### [Instruction]
Give the data below again, word for word.

──────── Data to use ────────

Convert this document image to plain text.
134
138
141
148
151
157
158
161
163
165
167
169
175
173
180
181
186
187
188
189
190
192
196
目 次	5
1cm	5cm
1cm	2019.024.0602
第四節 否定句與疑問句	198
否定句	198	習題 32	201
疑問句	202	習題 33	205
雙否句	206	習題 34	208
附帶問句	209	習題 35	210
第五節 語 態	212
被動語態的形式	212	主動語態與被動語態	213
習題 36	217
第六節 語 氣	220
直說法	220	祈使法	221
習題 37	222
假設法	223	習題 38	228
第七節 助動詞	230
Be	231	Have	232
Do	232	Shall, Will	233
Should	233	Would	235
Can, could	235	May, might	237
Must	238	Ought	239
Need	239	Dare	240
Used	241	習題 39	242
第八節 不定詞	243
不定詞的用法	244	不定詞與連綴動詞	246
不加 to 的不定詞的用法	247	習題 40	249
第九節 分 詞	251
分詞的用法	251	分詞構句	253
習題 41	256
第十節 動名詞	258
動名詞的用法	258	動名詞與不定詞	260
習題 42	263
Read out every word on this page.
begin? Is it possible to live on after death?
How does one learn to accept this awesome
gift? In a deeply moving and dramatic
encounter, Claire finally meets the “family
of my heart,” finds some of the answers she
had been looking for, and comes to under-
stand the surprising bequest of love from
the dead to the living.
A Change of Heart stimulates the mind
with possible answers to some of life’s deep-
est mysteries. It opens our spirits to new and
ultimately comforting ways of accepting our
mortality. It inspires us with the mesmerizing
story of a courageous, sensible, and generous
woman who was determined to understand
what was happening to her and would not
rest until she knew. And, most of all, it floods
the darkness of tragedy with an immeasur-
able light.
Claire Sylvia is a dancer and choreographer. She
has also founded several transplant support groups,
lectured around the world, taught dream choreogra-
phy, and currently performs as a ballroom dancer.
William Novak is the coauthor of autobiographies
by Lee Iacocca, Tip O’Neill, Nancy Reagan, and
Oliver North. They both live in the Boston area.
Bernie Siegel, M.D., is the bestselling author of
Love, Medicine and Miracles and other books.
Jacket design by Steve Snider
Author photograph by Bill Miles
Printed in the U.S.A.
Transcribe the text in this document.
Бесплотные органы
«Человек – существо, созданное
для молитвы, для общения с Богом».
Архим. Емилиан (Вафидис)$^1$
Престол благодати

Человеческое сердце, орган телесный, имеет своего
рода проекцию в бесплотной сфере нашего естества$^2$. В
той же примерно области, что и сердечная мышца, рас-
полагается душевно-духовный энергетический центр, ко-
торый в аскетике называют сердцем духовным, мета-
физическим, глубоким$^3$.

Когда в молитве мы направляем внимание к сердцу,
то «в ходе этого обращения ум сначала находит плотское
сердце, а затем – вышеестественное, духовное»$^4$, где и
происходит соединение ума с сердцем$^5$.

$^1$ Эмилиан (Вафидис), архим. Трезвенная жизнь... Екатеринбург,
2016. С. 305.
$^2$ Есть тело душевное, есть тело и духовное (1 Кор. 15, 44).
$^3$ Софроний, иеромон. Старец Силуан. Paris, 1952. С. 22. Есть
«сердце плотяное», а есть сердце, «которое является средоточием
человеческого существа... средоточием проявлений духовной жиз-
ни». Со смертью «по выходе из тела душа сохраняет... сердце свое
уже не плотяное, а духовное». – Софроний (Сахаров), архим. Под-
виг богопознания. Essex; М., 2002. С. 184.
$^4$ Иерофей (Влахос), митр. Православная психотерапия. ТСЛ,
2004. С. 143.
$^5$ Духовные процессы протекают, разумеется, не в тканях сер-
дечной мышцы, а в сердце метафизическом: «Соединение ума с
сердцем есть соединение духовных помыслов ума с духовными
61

────────

### [Result of this task]
Convert this document image to plain text.
134
138
141
148
151
157
158
161
163
165
167
169
175
173
180
181
186
187
188
189
190
192
196
目 次	5
1cm	5cm
1cm	2019.024.0602
第四節 否定句與疑問句	198
否定句	198	習題 32	201
疑問句	202	習題 33	205
雙否句	206	習題 34	208
附帶問句	209	習題 35	210
第五節 語 態	212
被動語態的形式	212	主動語態與被動語態	213
習題 36	217
第六節 語 氣	220
直說法	220	祈使法	221
習題 37	222
假設法	223	習題 38	228
第七節 助動詞	230
Be	231	Have	232
Do	232	Shall, Will	233
Should	233	Would	235
Can, could	235	May, might	237
Must	238	Ought	239
Need	239	Dare	240
Used	241	習題 39	242
第八節 不定詞	243
不定詞的用法	244	不定詞與連綴動詞	246
不加 to 的不定詞的用法	247	習題 40	249
第九節 分 詞	251
分詞的用法	251	分詞構句	253
習題 41	256
第十節 動名詞	258
動名詞的用法	258	動名詞與不定詞	260
習題 42	263
Read out every word on this page.
begin? Is it possible to live on after death?
How does one learn to accept this awesome
gift? In a deeply moving and dramatic
encounter, Claire finally meets the “family
of my heart,” finds some of the answers she
had been looking for, and comes to under-
stand the surprising bequest of love from
the dead to the living.
A Change of Heart stimulates the mind
with possible answers to some of life’s deep-
est mysteries. It opens our spirits to new and
ultimately comforting ways of accepting our
mortality. It inspires us with the mesmerizing
story of a courageous, sensible, and generous
woman who was determined to understand
what was happening to her and would not
rest until she knew. And, most of all, it floods
the darkness of tragedy with an immeasur-
able light.
Claire Sylvia is a dancer and choreographer. She
has also founded several transplant support groups,
lectured around the world, taught dream choreogra-
phy, and currently performs as a ballroom dancer.
William Novak is the coauthor of autobiographies
by Lee Iacocca, Tip O’Neill, Nancy Reagan, and
Oliver North. They both live in the Boston area.
Bernie Siegel, M.D., is the bestselling author of
Love, Medicine and Miracles and other books.
Jacket design by Steve Snider
Author photograph by Bill Miles
Printed in the U.S.A.
Transcribe the text in this document.
Бесплотные органы
«Человек – существо, созданное
для молитвы, для общения с Богом».
Архим. Емилиан (Вафидис)$^1$
Престол благодати

Человеческое сердце, орган телесный, имеет своего
рода проекцию в бесплотной сфере нашего естества$^2$. В
той же примерно области, что и сердечная мышца, рас-
полагается душевно-духовный энергетический центр, ко-
торый в аскетике называют сердцем духовным, мета-
физическим, глубоким$^3$.

Когда в молитве мы направляем внимание к сердцу,
то «в ходе этого обращения ум сначала находит плотское
сердце, а затем – вышеестественное, духовное»$^4$, где и
происходит соединение ума с сердцем$^5$.

$^1$ Эмилиан (Вафидис), архим. Трезвенная жизнь... Екатеринбург,
2016. С. 305.
$^2$ Есть тело душевное, есть тело и духовное (1 Кор. 15, 44).
$^3$ Софроний, иеромон. Старец Силуан. Paris, 1952. С. 22. Есть
«сердце плотяное», а есть сердце, «которое является средоточием
человеческого существа... средоточием проявлений духовной жиз-
ни». Со смертью «по выходе из тела душа сохраняет... сердце свое
уже не плотяное, а духовное». – Софроний (Сахаров), архим. Под-
виг богопознания. Essex; М., 2002. С. 184.
$^4$ Иерофей (Влахос), митр. Православная психотерапия. ТСЛ,
2004. С. 143.
$^5$ Духовные процессы протекают, разумеется, не в тканях сер-
дечной мышцы, а в сердце метафизическом: «Соединение ума с
сердцем есть соединение духовных помыслов ума с духовными
61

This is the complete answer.